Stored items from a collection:
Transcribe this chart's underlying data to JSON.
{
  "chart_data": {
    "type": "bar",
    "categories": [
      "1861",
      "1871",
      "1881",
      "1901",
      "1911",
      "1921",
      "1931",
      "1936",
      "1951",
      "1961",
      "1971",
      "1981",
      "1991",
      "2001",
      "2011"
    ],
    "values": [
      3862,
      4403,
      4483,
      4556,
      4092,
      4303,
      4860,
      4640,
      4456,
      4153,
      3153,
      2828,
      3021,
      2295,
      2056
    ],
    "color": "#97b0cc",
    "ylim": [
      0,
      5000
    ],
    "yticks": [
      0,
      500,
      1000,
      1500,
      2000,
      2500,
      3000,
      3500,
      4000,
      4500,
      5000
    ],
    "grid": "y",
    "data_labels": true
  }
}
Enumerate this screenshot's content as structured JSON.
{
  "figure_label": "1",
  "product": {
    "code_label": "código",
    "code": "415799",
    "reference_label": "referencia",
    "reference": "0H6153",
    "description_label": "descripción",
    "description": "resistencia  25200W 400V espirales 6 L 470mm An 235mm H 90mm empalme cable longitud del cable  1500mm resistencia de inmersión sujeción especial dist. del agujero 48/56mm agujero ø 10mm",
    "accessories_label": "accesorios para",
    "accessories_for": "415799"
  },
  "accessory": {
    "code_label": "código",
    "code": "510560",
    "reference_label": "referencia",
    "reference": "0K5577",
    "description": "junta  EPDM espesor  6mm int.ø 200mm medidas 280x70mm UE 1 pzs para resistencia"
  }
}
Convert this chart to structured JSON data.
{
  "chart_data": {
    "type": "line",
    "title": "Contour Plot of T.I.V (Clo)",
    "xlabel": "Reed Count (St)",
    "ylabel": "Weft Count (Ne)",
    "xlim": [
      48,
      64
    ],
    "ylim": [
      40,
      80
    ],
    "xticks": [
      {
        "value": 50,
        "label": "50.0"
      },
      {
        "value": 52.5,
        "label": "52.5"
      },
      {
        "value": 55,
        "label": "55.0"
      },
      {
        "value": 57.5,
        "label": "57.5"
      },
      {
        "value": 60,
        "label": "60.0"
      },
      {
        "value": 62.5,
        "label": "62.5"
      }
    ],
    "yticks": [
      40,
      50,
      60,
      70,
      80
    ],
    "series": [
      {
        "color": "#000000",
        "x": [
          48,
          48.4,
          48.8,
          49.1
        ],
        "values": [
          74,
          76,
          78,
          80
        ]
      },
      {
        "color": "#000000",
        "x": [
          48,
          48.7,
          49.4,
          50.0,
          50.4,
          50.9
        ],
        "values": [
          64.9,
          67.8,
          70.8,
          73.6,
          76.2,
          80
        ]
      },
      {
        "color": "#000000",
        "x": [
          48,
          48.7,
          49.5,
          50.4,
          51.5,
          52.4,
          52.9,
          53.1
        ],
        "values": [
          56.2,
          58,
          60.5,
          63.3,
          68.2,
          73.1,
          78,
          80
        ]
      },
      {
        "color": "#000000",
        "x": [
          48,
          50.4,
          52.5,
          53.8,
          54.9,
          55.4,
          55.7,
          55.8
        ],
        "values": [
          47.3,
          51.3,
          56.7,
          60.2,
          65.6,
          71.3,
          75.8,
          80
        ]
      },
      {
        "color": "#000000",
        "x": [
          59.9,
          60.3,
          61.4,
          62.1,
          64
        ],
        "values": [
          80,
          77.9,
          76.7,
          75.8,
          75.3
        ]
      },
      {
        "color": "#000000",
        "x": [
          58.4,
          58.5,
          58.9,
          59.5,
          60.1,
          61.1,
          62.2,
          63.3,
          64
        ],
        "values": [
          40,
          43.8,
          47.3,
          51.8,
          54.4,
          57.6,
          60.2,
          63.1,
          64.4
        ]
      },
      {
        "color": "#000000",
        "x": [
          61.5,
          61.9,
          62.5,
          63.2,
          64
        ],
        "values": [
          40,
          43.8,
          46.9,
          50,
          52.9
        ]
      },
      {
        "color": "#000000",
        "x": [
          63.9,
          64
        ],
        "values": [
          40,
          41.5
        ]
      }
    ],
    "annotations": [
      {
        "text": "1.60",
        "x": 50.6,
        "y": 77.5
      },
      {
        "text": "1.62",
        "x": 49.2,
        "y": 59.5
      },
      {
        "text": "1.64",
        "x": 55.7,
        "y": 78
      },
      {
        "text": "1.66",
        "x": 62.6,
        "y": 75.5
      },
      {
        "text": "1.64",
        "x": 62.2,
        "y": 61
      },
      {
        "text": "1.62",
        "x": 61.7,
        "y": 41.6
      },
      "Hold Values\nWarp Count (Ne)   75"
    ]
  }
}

→ Directions
Repeat the preceding lines exactly, please, every one of them.

→ Result of the task
Transcribe this chart's underlying data to JSON.
{
  "chart_data": {
    "type": "bar",
    "categories": [
      "1861",
      "1871",
      "1881",
      "1901",
      "1911",
      "1921",
      "1931",
      "1936",
      "1951",
      "1961",
      "1971",
      "1981",
      "1991",
      "2001",
      "2011"
    ],
    "values": [
      3862,
      4403,
      4483,
      4556,
      4092,
      4303,
      4860,
      4640,
      4456,
      4153,
      3153,
      2828,
      3021,
      2295,
      2056
    ],
    "color": "#97b0cc",
    "ylim": [
      0,
      5000
    ],
    "yticks": [
      0,
      500,
      1000,
      1500,
      2000,
      2500,
      3000,
      3500,
      4000,
      4500,
      5000
    ],
    "grid": "y",
    "data_labels": true
  }
}
Enumerate this screenshot's content as structured JSON.
{
  "figure_label": "1",
  "product": {
    "code_label": "código",
    "code": "415799",
    "reference_label": "referencia",
    "reference": "0H6153",
    "description_label": "descripción",
    "description": "resistencia  25200W 400V espirales 6 L 470mm An 235mm H 90mm empalme cable longitud del cable  1500mm resistencia de inmersión sujeción especial dist. del agujero 48/56mm agujero ø 10mm",
    "accessories_label": "accesorios para",
    "accessories_for": "415799"
  },
  "accessory": {
    "code_label": "código",
    "code": "510560",
    "reference_label": "referencia",
    "reference": "0K5577",
    "description": "junta  EPDM espesor  6mm int.ø 200mm medidas 280x70mm UE 1 pzs para resistencia"
  }
}
Convert this chart to structured JSON data.
{
  "chart_data": {
    "type": "line",
    "title": "Contour Plot of T.I.V (Clo)",
    "xlabel": "Reed Count (St)",
    "ylabel": "Weft Count (Ne)",
    "xlim": [
      48,
      64
    ],
    "ylim": [
      40,
      80
    ],
    "xticks": [
      {
        "value": 50,
        "label": "50.0"
      },
      {
        "value": 52.5,
        "label": "52.5"
      },
      {
        "value": 55,
        "label": "55.0"
      },
      {
        "value": 57.5,
        "label": "57.5"
      },
      {
        "value": 60,
        "label": "60.0"
      },
      {
        "value": 62.5,
        "label": "62.5"
      }
    ],
    "yticks": [
      40,
      50,
      60,
      70,
      80
    ],
    "series": [
      {
        "color": "#000000",
        "x": [
          48,
          48.4,
          48.8,
          49.1
        ],
        "values": [
          74,
          76,
          78,
          80
        ]
      },
      {
        "color": "#000000",
        "x": [
          48,
          48.7,
          49.4,
          50.0,
          50.4,
          50.9
        ],
        "values": [
          64.9,
          67.8,
          70.8,
          73.6,
          76.2,
          80
        ]
      },
      {
        "color": "#000000",
        "x": [
          48,
          48.7,
          49.5,
          50.4,
          51.5,
          52.4,
          52.9,
          53.1
        ],
        "values": [
          56.2,
          58,
          60.5,
          63.3,
          68.2,
          73.1,
          78,
          80
        ]
      },
      {
        "color": "#000000",
        "x": [
          48,
          50.4,
          52.5,
          53.8,
          54.9,
          55.4,
          55.7,
          55.8
        ],
        "values": [
          47.3,
          51.3,
          56.7,
          60.2,
          65.6,
          71.3,
          75.8,
          80
        ]
      },
      {
        "color": "#000000",
        "x": [
          59.9,
          60.3,
          61.4,
          62.1,
          64
        ],
        "values": [
          80,
          77.9,
          76.7,
          75.8,
          75.3
        ]
      },
      {
        "color": "#000000",
        "x": [
          58.4,
          58.5,
          58.9,
          59.5,
          60.1,
          61.1,
          62.2,
          63.3,
          64
        ],
        "values": [
          40,
          43.8,
          47.3,
          51.8,
          54.4,
          57.6,
          60.2,
          63.1,
          64.4
        ]
      },
      {
        "color": "#000000",
        "x": [
          61.5,
          61.9,
          62.5,
          63.2,
          64
        ],
        "values": [
          40,
          43.8,
          46.9,
          50,
          52.9
        ]
      },
      {
        "color": "#000000",
        "x": [
          63.9,
          64
        ],
        "values": [
          40,
          41.5
        ]
      }
    ],
    "annotations": [
      {
        "text": "1.60",
        "x": 50.6,
        "y": 77.5
      },
      {
        "text": "1.62",
        "x": 49.2,
        "y": 59.5
      },
      {
        "text": "1.64",
        "x": 55.7,
        "y": 78
      },
      {
        "text": "1.66",
        "x": 62.6,
        "y": 75.5
      },
      {
        "text": "1.64",
        "x": 62.2,
        "y": 61
      },
      {
        "text": "1.62",
        "x": 61.7,
        "y": 41.6
      },
      "Hold Values\nWarp Count (Ne)   75"
    ]
  }
}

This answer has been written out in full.